### What you will do:
Restate all the data exactly, so that each line is the same as before.

Entries of transcribed document text
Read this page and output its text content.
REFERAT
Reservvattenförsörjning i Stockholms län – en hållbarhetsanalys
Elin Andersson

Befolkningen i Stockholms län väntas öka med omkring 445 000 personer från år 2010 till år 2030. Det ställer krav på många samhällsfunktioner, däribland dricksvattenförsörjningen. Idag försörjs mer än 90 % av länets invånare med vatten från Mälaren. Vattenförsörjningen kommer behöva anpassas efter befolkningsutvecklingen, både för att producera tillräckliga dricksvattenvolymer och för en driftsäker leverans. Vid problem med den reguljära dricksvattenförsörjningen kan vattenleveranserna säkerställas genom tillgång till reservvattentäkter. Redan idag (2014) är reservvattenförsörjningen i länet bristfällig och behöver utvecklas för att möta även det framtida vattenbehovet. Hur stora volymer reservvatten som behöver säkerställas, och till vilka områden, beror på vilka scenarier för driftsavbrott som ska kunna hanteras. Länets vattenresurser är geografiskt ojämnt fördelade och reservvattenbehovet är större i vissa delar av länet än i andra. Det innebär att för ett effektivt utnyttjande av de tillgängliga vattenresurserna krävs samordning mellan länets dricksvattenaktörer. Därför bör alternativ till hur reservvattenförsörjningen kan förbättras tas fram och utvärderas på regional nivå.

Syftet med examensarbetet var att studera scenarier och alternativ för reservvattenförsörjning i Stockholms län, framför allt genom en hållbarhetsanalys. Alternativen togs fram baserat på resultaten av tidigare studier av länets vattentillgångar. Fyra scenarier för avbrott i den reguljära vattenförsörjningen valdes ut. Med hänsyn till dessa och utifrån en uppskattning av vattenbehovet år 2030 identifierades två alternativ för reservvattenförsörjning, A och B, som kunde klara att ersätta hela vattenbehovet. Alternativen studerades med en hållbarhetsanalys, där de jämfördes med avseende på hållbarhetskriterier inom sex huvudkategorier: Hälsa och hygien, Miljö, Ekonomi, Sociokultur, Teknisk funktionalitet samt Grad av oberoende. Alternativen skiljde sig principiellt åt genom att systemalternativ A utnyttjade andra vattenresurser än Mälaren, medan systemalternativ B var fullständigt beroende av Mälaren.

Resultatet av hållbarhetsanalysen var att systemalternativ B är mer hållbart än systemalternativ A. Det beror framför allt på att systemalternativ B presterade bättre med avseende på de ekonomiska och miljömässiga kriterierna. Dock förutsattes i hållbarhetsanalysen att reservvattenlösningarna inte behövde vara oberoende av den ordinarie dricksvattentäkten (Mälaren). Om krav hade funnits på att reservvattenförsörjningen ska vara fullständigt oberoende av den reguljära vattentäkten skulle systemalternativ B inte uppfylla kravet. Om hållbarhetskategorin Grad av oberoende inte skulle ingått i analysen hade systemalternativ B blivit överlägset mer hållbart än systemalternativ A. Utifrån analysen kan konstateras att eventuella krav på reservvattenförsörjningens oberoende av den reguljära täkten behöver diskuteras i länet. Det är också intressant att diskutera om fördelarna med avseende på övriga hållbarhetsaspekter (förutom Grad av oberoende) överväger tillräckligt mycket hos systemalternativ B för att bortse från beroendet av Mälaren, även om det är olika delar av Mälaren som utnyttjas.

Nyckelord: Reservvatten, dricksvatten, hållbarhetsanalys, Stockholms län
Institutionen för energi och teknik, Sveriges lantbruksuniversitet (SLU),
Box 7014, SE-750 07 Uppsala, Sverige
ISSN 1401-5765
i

### Output below:
Read this page and output its text content.
REFERAT
Reservvattenförsörjning i Stockholms län – en hållbarhetsanalys
Elin Andersson

Befolkningen i Stockholms län väntas öka med omkring 445 000 personer från år 2010 till år 2030. Det ställer krav på många samhällsfunktioner, däribland dricksvattenförsörjningen. Idag försörjs mer än 90 % av länets invånare med vatten från Mälaren. Vattenförsörjningen kommer behöva anpassas efter befolkningsutvecklingen, både för att producera tillräckliga dricksvattenvolymer och för en driftsäker leverans. Vid problem med den reguljära dricksvattenförsörjningen kan vattenleveranserna säkerställas genom tillgång till reservvattentäkter. Redan idag (2014) är reservvattenförsörjningen i länet bristfällig och behöver utvecklas för att möta även det framtida vattenbehovet. Hur stora volymer reservvatten som behöver säkerställas, och till vilka områden, beror på vilka scenarier för driftsavbrott som ska kunna hanteras. Länets vattenresurser är geografiskt ojämnt fördelade och reservvattenbehovet är större i vissa delar av länet än i andra. Det innebär att för ett effektivt utnyttjande av de tillgängliga vattenresurserna krävs samordning mellan länets dricksvattenaktörer. Därför bör alternativ till hur reservvattenförsörjningen kan förbättras tas fram och utvärderas på regional nivå.

Syftet med examensarbetet var att studera scenarier och alternativ för reservvattenförsörjning i Stockholms län, framför allt genom en hållbarhetsanalys. Alternativen togs fram baserat på resultaten av tidigare studier av länets vattentillgångar. Fyra scenarier för avbrott i den reguljära vattenförsörjningen valdes ut. Med hänsyn till dessa och utifrån en uppskattning av vattenbehovet år 2030 identifierades två alternativ för reservvattenförsörjning, A och B, som kunde klara att ersätta hela vattenbehovet. Alternativen studerades med en hållbarhetsanalys, där de jämfördes med avseende på hållbarhetskriterier inom sex huvudkategorier: Hälsa och hygien, Miljö, Ekonomi, Sociokultur, Teknisk funktionalitet samt Grad av oberoende. Alternativen skiljde sig principiellt åt genom att systemalternativ A utnyttjade andra vattenresurser än Mälaren, medan systemalternativ B var fullständigt beroende av Mälaren.

Resultatet av hållbarhetsanalysen var att systemalternativ B är mer hållbart än systemalternativ A. Det beror framför allt på att systemalternativ B presterade bättre med avseende på de ekonomiska och miljömässiga kriterierna. Dock förutsattes i hållbarhetsanalysen att reservvattenlösningarna inte behövde vara oberoende av den ordinarie dricksvattentäkten (Mälaren). Om krav hade funnits på att reservvattenförsörjningen ska vara fullständigt oberoende av den reguljära vattentäkten skulle systemalternativ B inte uppfylla kravet. Om hållbarhetskategorin Grad av oberoende inte skulle ingått i analysen hade systemalternativ B blivit överlägset mer hållbart än systemalternativ A. Utifrån analysen kan konstateras att eventuella krav på reservvattenförsörjningens oberoende av den reguljära täkten behöver diskuteras i länet. Det är också intressant att diskutera om fördelarna med avseende på övriga hållbarhetsaspekter (förutom Grad av oberoende) överväger tillräckligt mycket hos systemalternativ B för att bortse från beroendet av Mälaren, även om det är olika delar av Mälaren som utnyttjas.

Nyckelord: Reservvatten, dricksvatten, hållbarhetsanalys, Stockholms län
Institutionen för energi och teknik, Sveriges lantbruksuniversitet (SLU),
Box 7014, SE-750 07 Uppsala, Sverige
ISSN 1401-5765
i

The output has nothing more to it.